WORK TO BE COMPLETED: Check each line of the listing for the string "stratégique", then state how many lines have it. Only the number is wanted.

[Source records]
########

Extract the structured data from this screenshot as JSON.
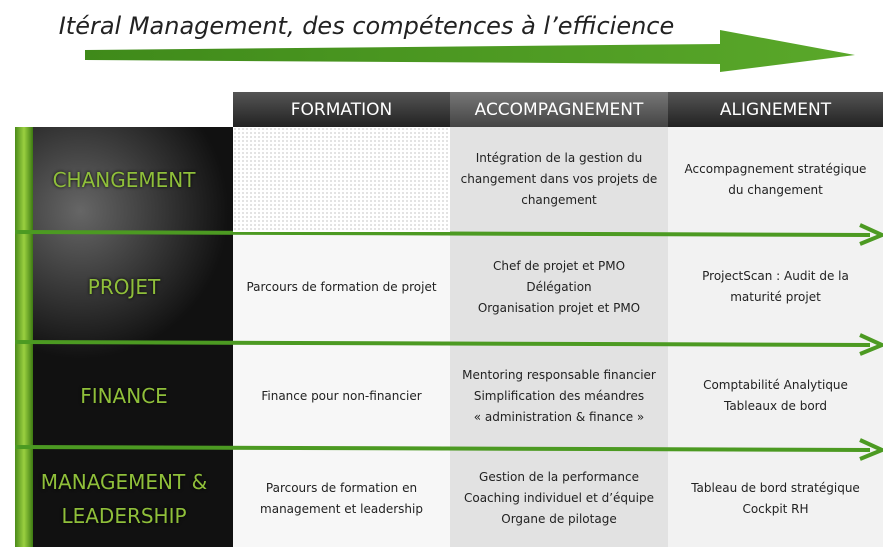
{
  "title": "Itéral Management, des compétences à l’efficience",
  "columns": [
    "FORMATION",
    "ACCOMPAGNEMENT",
    "ALIGNEMENT"
  ],
  "rows": [
    {
      "label": [
        "CHANGEMENT"
      ],
      "cells": [
        [],
        [
          "Intégration de la gestion du",
          "changement dans vos projets de",
          "changement"
        ],
        [
          "Accompagnement stratégique",
          "du changement"
        ]
      ]
    },
    {
      "label": [
        "PROJET"
      ],
      "cells": [
        [
          "Parcours de formation de projet"
        ],
        [
          "Chef de projet et PMO",
          "Délégation",
          "Organisation projet et PMO"
        ],
        [
          "ProjectScan : Audit de la",
          "maturité projet"
        ]
      ]
    },
    {
      "label": [
        "FINANCE"
      ],
      "cells": [
        [
          "Finance pour non-financier"
        ],
        [
          "Mentoring responsable financier",
          "Simplification des méandres",
          "« administration & finance »"
        ],
        [
          "Comptabilité Analytique",
          "Tableaux de bord"
        ]
      ]
    },
    {
      "label": [
        "MANAGEMENT &",
        "LEADERSHIP"
      ],
      "cells": [
        [
          "Parcours de formation en",
          "management et leadership"
        ],
        [
          "Gestion de la performance",
          "Coaching individuel et d’équipe",
          "Organe de pilotage"
        ],
        [
          "Tableau de bord stratégique",
          "Cockpit RH"
        ]
      ]
    }
  ]
}
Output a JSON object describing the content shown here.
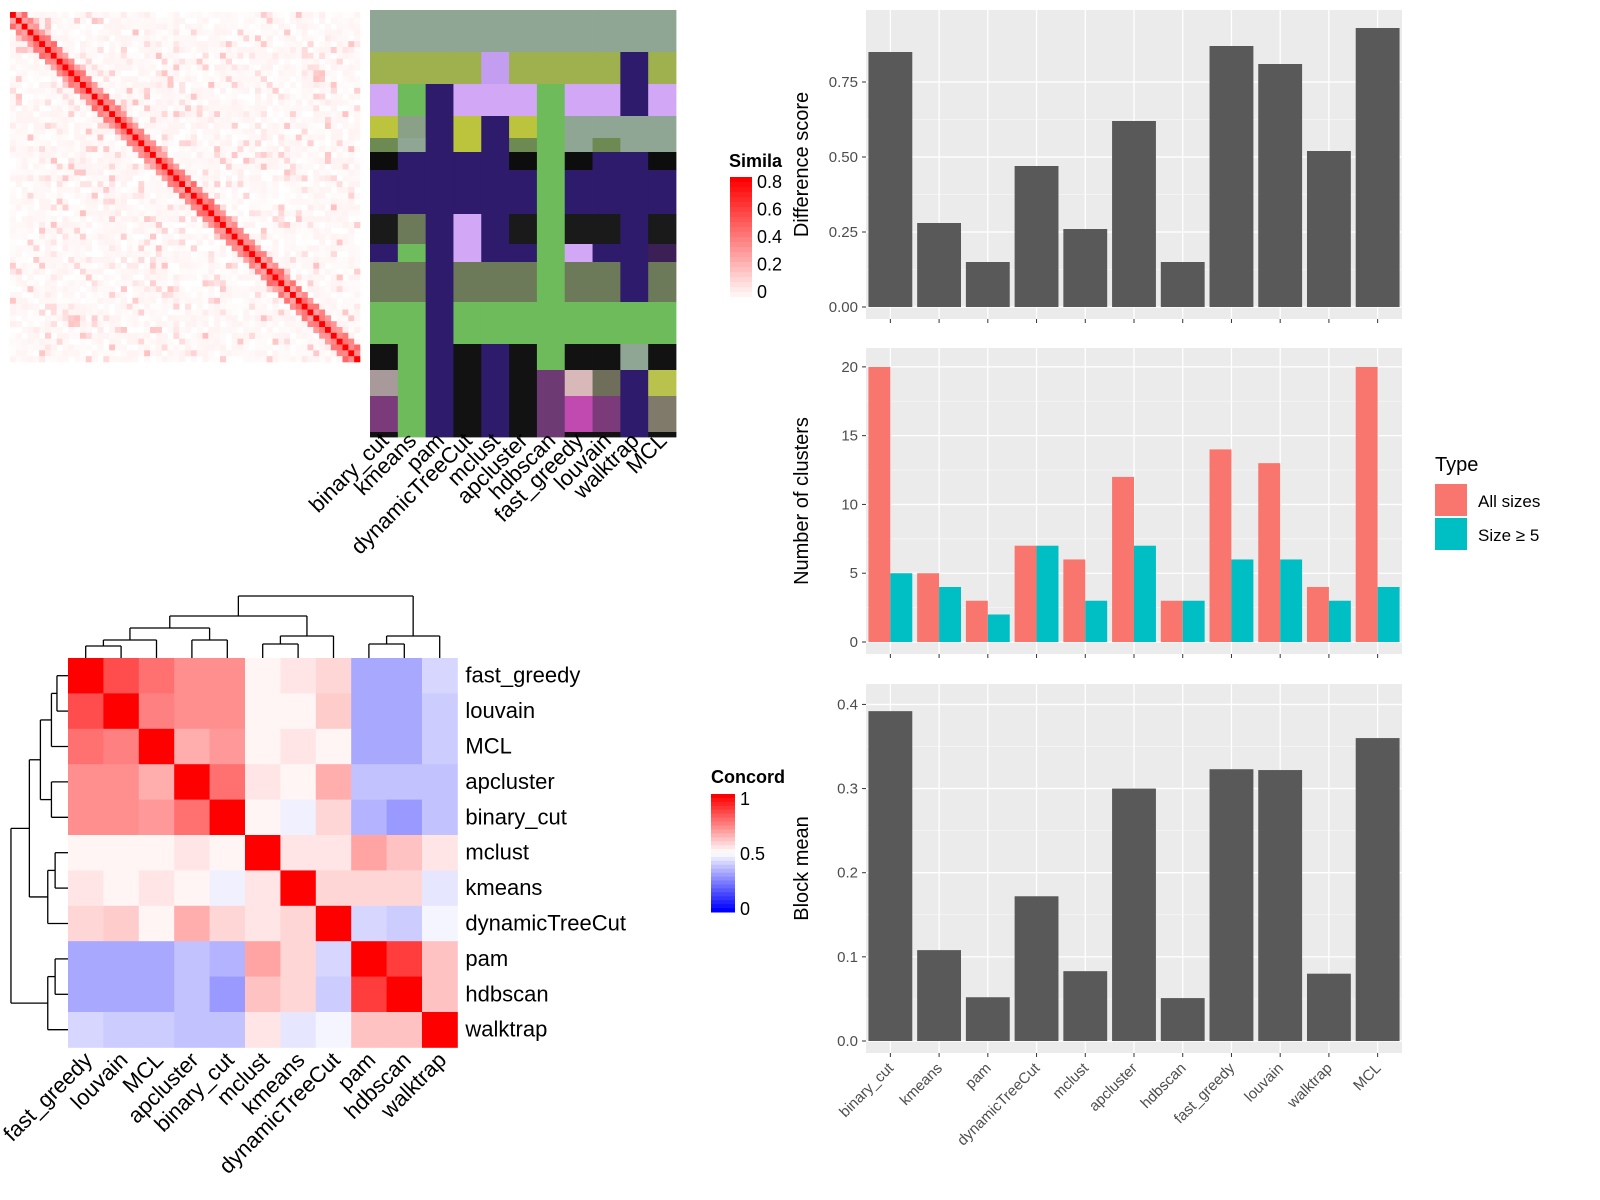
{
  "methods": [
    "binary_cut",
    "kmeans",
    "pam",
    "dynamicTreeCut",
    "mclust",
    "apcluster",
    "hdbscan",
    "fast_greedy",
    "louvain",
    "walktrap",
    "MCL"
  ],
  "chart_data": [
    {
      "id": "similarity",
      "type": "heatmap",
      "legend_title": "Simila",
      "legend_ticks": [
        "0.8",
        "0.6",
        "0.4",
        "0.2",
        "0"
      ],
      "color_low": "#ffffff",
      "color_high": "#ff0000"
    },
    {
      "id": "cluster_membership",
      "type": "heatmap",
      "xlabels": [
        "binary_cut",
        "kmeans",
        "pam",
        "dynamicTreeCut",
        "mclust",
        "apcluster",
        "hdbscan",
        "fast_greedy",
        "louvain",
        "walktrap",
        "MCL"
      ]
    },
    {
      "id": "concordance",
      "type": "heatmap",
      "legend_title": "Concord",
      "legend_ticks": [
        "1",
        "0.5",
        "0"
      ],
      "order": [
        "fast_greedy",
        "louvain",
        "MCL",
        "apcluster",
        "binary_cut",
        "mclust",
        "kmeans",
        "dynamicTreeCut",
        "pam",
        "hdbscan",
        "walktrap"
      ],
      "values": [
        [
          1.0,
          0.85,
          0.78,
          0.72,
          0.72,
          0.52,
          0.55,
          0.58,
          0.33,
          0.33,
          0.42
        ],
        [
          0.85,
          1.0,
          0.75,
          0.72,
          0.72,
          0.52,
          0.52,
          0.6,
          0.33,
          0.33,
          0.4
        ],
        [
          0.78,
          0.75,
          1.0,
          0.66,
          0.7,
          0.52,
          0.55,
          0.52,
          0.33,
          0.33,
          0.4
        ],
        [
          0.72,
          0.72,
          0.66,
          1.0,
          0.78,
          0.55,
          0.52,
          0.66,
          0.38,
          0.38,
          0.38
        ],
        [
          0.72,
          0.72,
          0.7,
          0.78,
          1.0,
          0.52,
          0.47,
          0.58,
          0.35,
          0.3,
          0.38
        ],
        [
          0.52,
          0.52,
          0.52,
          0.55,
          0.52,
          1.0,
          0.55,
          0.55,
          0.68,
          0.62,
          0.55
        ],
        [
          0.55,
          0.52,
          0.55,
          0.52,
          0.47,
          0.55,
          1.0,
          0.58,
          0.58,
          0.58,
          0.45
        ],
        [
          0.58,
          0.6,
          0.52,
          0.66,
          0.58,
          0.55,
          0.58,
          1.0,
          0.42,
          0.4,
          0.48
        ],
        [
          0.33,
          0.33,
          0.33,
          0.38,
          0.35,
          0.68,
          0.58,
          0.42,
          1.0,
          0.88,
          0.62
        ],
        [
          0.33,
          0.33,
          0.33,
          0.38,
          0.3,
          0.62,
          0.58,
          0.4,
          0.88,
          1.0,
          0.62
        ],
        [
          0.42,
          0.4,
          0.4,
          0.38,
          0.38,
          0.55,
          0.45,
          0.48,
          0.62,
          0.62,
          1.0
        ]
      ]
    },
    {
      "id": "difference_score",
      "type": "bar",
      "ylabel": "Difference score",
      "ylim": [
        0,
        0.95
      ],
      "yticks": [
        "0.00",
        "0.25",
        "0.50",
        "0.75"
      ],
      "categories": [
        "binary_cut",
        "kmeans",
        "pam",
        "dynamicTreeCut",
        "mclust",
        "apcluster",
        "hdbscan",
        "fast_greedy",
        "louvain",
        "walktrap",
        "MCL"
      ],
      "values": [
        0.85,
        0.28,
        0.15,
        0.47,
        0.26,
        0.62,
        0.15,
        0.87,
        0.81,
        0.52,
        0.93
      ],
      "color": "#595959"
    },
    {
      "id": "number_of_clusters",
      "type": "bar",
      "ylabel": "Number of clusters",
      "ylim": [
        0,
        20.5
      ],
      "yticks": [
        "0",
        "5",
        "10",
        "15",
        "20"
      ],
      "categories": [
        "binary_cut",
        "kmeans",
        "pam",
        "dynamicTreeCut",
        "mclust",
        "apcluster",
        "hdbscan",
        "fast_greedy",
        "louvain",
        "walktrap",
        "MCL"
      ],
      "legend_title": "Type",
      "series": [
        {
          "name": "All sizes",
          "color": "#f8766d",
          "values": [
            20,
            5,
            3,
            7,
            6,
            12,
            3,
            14,
            13,
            4,
            20
          ]
        },
        {
          "name": "Size ≥ 5",
          "color": "#00bfc4",
          "values": [
            5,
            4,
            2,
            7,
            3,
            7,
            3,
            6,
            6,
            3,
            4
          ]
        }
      ]
    },
    {
      "id": "block_mean",
      "type": "bar",
      "ylabel": "Block mean",
      "ylim": [
        0,
        0.41
      ],
      "yticks": [
        "0.0",
        "0.1",
        "0.2",
        "0.3",
        "0.4"
      ],
      "categories": [
        "binary_cut",
        "kmeans",
        "pam",
        "dynamicTreeCut",
        "mclust",
        "apcluster",
        "hdbscan",
        "fast_greedy",
        "louvain",
        "walktrap",
        "MCL"
      ],
      "values": [
        0.392,
        0.108,
        0.052,
        0.172,
        0.083,
        0.3,
        0.051,
        0.323,
        0.322,
        0.08,
        0.36
      ],
      "color": "#595959"
    }
  ]
}
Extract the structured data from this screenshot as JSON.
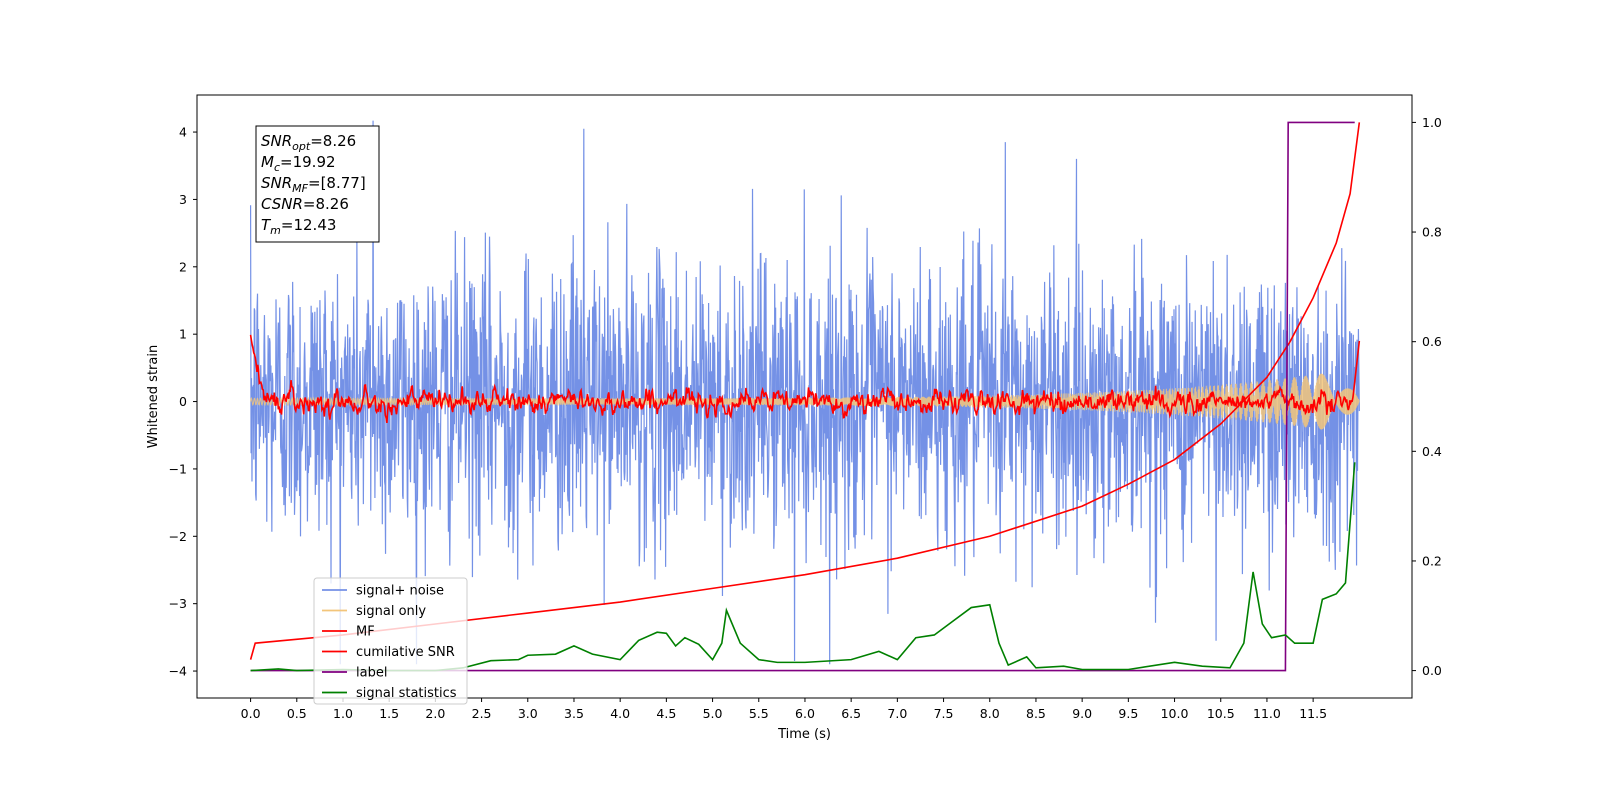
{
  "chart_data": {
    "type": "line",
    "xlabel": "Time (s)",
    "ylabel": "Whitened strain",
    "xlim": [
      -0.58,
      12.57
    ],
    "ylim": [
      -4.4,
      4.55
    ],
    "y2lim": [
      -0.05,
      1.05
    ],
    "xticks": [
      "0.0",
      "0.5",
      "1.0",
      "1.5",
      "2.0",
      "2.5",
      "3.0",
      "3.5",
      "4.0",
      "4.5",
      "5.0",
      "5.5",
      "6.0",
      "6.5",
      "7.0",
      "7.5",
      "8.0",
      "8.5",
      "9.0",
      "9.5",
      "10.0",
      "10.5",
      "11.0",
      "11.5"
    ],
    "yticks": [
      "4",
      "3",
      "2",
      "1",
      "0",
      "−1",
      "−2",
      "−3",
      "−4"
    ],
    "y2ticks": [
      "0.0",
      "0.2",
      "0.4",
      "0.6",
      "0.8",
      "1.0"
    ],
    "legend_position": "lower left",
    "annotation": {
      "lines": [
        {
          "base": "SNR",
          "sub": "opt",
          "value": "=8.26"
        },
        {
          "base": "M",
          "sub": "c",
          "value": "=19.92"
        },
        {
          "base": "SNR",
          "sub": "MF",
          "value": "=[8.77]"
        },
        {
          "base": "CSNR",
          "sub": "",
          "value": "=8.26"
        },
        {
          "base": "T",
          "sub": "m",
          "value": "=12.43"
        }
      ]
    },
    "series": [
      {
        "name": "signal+ noise",
        "color": "#7491e6",
        "axis": "left",
        "kind": "noise",
        "std": 1.0,
        "extremes": [
          4.17,
          4.05,
          -3.85,
          3.85,
          -3.55
        ]
      },
      {
        "name": "signal only",
        "color": "#f3c57a",
        "axis": "left",
        "kind": "chirp",
        "amp_start": 0.05,
        "amp_end": 0.5,
        "x_start": 0.0,
        "x_end": 12.0
      },
      {
        "name": "MF",
        "color": "#ff0000",
        "axis": "left",
        "kind": "mf",
        "baseline": 0.0,
        "start_value": 0.95,
        "end_value": 0.9
      },
      {
        "name": "cumilative SNR",
        "color": "#ff0000",
        "axis": "right",
        "x": [
          0.0,
          0.05,
          1.0,
          2.0,
          3.0,
          4.0,
          5.0,
          6.0,
          7.0,
          8.0,
          9.0,
          9.5,
          10.0,
          10.5,
          11.0,
          11.25,
          11.5,
          11.75,
          11.9,
          12.0
        ],
        "y": [
          0.02,
          0.05,
          0.065,
          0.085,
          0.105,
          0.125,
          0.15,
          0.175,
          0.205,
          0.245,
          0.3,
          0.34,
          0.385,
          0.45,
          0.535,
          0.6,
          0.68,
          0.78,
          0.87,
          1.0
        ]
      },
      {
        "name": "label",
        "color": "#800080",
        "axis": "right",
        "x": [
          0.0,
          11.2,
          11.23,
          11.95
        ],
        "y": [
          0.0,
          0.0,
          1.0,
          1.0
        ]
      },
      {
        "name": "signal statistics",
        "color": "#008000",
        "axis": "right",
        "x": [
          0.0,
          0.3,
          0.5,
          1.0,
          1.5,
          2.0,
          2.3,
          2.6,
          2.9,
          3.0,
          3.3,
          3.5,
          3.7,
          4.0,
          4.2,
          4.4,
          4.5,
          4.6,
          4.7,
          4.85,
          5.0,
          5.1,
          5.15,
          5.3,
          5.5,
          5.7,
          6.0,
          6.5,
          6.8,
          7.0,
          7.2,
          7.4,
          7.6,
          7.8,
          8.0,
          8.1,
          8.2,
          8.4,
          8.5,
          8.8,
          9.0,
          9.5,
          10.0,
          10.3,
          10.6,
          10.75,
          10.85,
          10.95,
          11.05,
          11.2,
          11.3,
          11.4,
          11.5,
          11.6,
          11.75,
          11.85,
          11.95
        ],
        "y": [
          0.0,
          0.003,
          0.0,
          0.002,
          0.0,
          0.0,
          0.005,
          0.018,
          0.02,
          0.028,
          0.03,
          0.045,
          0.03,
          0.02,
          0.055,
          0.07,
          0.068,
          0.045,
          0.06,
          0.048,
          0.02,
          0.05,
          0.11,
          0.05,
          0.02,
          0.015,
          0.015,
          0.02,
          0.035,
          0.02,
          0.06,
          0.065,
          0.09,
          0.115,
          0.12,
          0.05,
          0.01,
          0.025,
          0.005,
          0.008,
          0.002,
          0.002,
          0.015,
          0.008,
          0.005,
          0.05,
          0.18,
          0.085,
          0.06,
          0.065,
          0.05,
          0.05,
          0.05,
          0.13,
          0.14,
          0.16,
          0.38
        ]
      }
    ]
  }
}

########

IN RESPONSE: 2